The data must be written out once more, precisely as given.

## START DATA PROVIDED

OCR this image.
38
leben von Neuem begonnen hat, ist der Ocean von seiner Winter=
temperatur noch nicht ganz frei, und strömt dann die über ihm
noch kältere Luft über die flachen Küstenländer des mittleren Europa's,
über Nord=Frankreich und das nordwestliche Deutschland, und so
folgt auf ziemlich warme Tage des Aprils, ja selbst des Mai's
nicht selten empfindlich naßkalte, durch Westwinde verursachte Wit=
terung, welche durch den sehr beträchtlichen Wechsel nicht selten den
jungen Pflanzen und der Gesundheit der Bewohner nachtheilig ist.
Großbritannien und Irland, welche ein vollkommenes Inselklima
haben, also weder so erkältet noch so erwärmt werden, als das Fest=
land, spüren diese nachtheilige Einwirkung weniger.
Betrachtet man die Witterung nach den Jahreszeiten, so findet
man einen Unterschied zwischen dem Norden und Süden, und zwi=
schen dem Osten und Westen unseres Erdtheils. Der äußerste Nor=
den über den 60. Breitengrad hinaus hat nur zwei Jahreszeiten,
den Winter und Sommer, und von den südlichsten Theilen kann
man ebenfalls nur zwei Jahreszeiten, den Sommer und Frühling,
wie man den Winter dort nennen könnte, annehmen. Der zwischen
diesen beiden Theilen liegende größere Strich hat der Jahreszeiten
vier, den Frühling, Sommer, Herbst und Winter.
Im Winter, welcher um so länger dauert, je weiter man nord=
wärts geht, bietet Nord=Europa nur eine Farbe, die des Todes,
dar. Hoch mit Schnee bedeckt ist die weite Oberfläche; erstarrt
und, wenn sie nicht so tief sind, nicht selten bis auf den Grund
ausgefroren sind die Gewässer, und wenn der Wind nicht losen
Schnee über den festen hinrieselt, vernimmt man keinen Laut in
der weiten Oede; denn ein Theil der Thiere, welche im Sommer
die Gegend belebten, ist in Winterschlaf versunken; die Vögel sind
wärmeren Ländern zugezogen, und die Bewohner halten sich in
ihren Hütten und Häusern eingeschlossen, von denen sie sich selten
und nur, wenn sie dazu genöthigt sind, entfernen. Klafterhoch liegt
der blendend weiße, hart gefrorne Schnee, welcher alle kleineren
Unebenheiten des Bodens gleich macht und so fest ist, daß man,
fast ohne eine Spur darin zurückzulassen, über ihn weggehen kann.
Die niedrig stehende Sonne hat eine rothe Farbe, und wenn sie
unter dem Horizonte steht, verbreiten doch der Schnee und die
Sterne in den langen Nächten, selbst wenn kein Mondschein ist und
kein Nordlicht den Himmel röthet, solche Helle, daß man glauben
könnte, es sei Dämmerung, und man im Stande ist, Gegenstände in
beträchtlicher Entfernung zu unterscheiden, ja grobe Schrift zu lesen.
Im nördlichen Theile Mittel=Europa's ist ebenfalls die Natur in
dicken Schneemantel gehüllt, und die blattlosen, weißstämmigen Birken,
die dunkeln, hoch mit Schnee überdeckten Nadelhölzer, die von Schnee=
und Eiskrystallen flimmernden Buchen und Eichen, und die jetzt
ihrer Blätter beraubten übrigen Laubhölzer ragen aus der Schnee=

## END DATA PROVIDED

**THE COMPLETED TASK:**
OCR this image.
38
leben von Neuem begonnen hat, ist der Ocean von seiner Winter=
temperatur noch nicht ganz frei, und strömt dann die über ihm
noch kältere Luft über die flachen Küstenländer des mittleren Europa's,
über Nord=Frankreich und das nordwestliche Deutschland, und so
folgt auf ziemlich warme Tage des Aprils, ja selbst des Mai's
nicht selten empfindlich naßkalte, durch Westwinde verursachte Wit=
terung, welche durch den sehr beträchtlichen Wechsel nicht selten den
jungen Pflanzen und der Gesundheit der Bewohner nachtheilig ist.
Großbritannien und Irland, welche ein vollkommenes Inselklima
haben, also weder so erkältet noch so erwärmt werden, als das Fest=
land, spüren diese nachtheilige Einwirkung weniger.
Betrachtet man die Witterung nach den Jahreszeiten, so findet
man einen Unterschied zwischen dem Norden und Süden, und zwi=
schen dem Osten und Westen unseres Erdtheils. Der äußerste Nor=
den über den 60. Breitengrad hinaus hat nur zwei Jahreszeiten,
den Winter und Sommer, und von den südlichsten Theilen kann
man ebenfalls nur zwei Jahreszeiten, den Sommer und Frühling,
wie man den Winter dort nennen könnte, annehmen. Der zwischen
diesen beiden Theilen liegende größere Strich hat der Jahreszeiten
vier, den Frühling, Sommer, Herbst und Winter.
Im Winter, welcher um so länger dauert, je weiter man nord=
wärts geht, bietet Nord=Europa nur eine Farbe, die des Todes,
dar. Hoch mit Schnee bedeckt ist die weite Oberfläche; erstarrt
und, wenn sie nicht so tief sind, nicht selten bis auf den Grund
ausgefroren sind die Gewässer, und wenn der Wind nicht losen
Schnee über den festen hinrieselt, vernimmt man keinen Laut in
der weiten Oede; denn ein Theil der Thiere, welche im Sommer
die Gegend belebten, ist in Winterschlaf versunken; die Vögel sind
wärmeren Ländern zugezogen, und die Bewohner halten sich in
ihren Hütten und Häusern eingeschlossen, von denen sie sich selten
und nur, wenn sie dazu genöthigt sind, entfernen. Klafterhoch liegt
der blendend weiße, hart gefrorne Schnee, welcher alle kleineren
Unebenheiten des Bodens gleich macht und so fest ist, daß man,
fast ohne eine Spur darin zurückzulassen, über ihn weggehen kann.
Die niedrig stehende Sonne hat eine rothe Farbe, und wenn sie
unter dem Horizonte steht, verbreiten doch der Schnee und die
Sterne in den langen Nächten, selbst wenn kein Mondschein ist und
kein Nordlicht den Himmel röthet, solche Helle, daß man glauben
könnte, es sei Dämmerung, und man im Stande ist, Gegenstände in
beträchtlicher Entfernung zu unterscheiden, ja grobe Schrift zu lesen.
Im nördlichen Theile Mittel=Europa's ist ebenfalls die Natur in
dicken Schneemantel gehüllt, und die blattlosen, weißstämmigen Birken,
die dunkeln, hoch mit Schnee überdeckten Nadelhölzer, die von Schnee=
und Eiskrystallen flimmernden Buchen und Eichen, und die jetzt
ihrer Blätter beraubten übrigen Laubhölzer ragen aus der Schnee=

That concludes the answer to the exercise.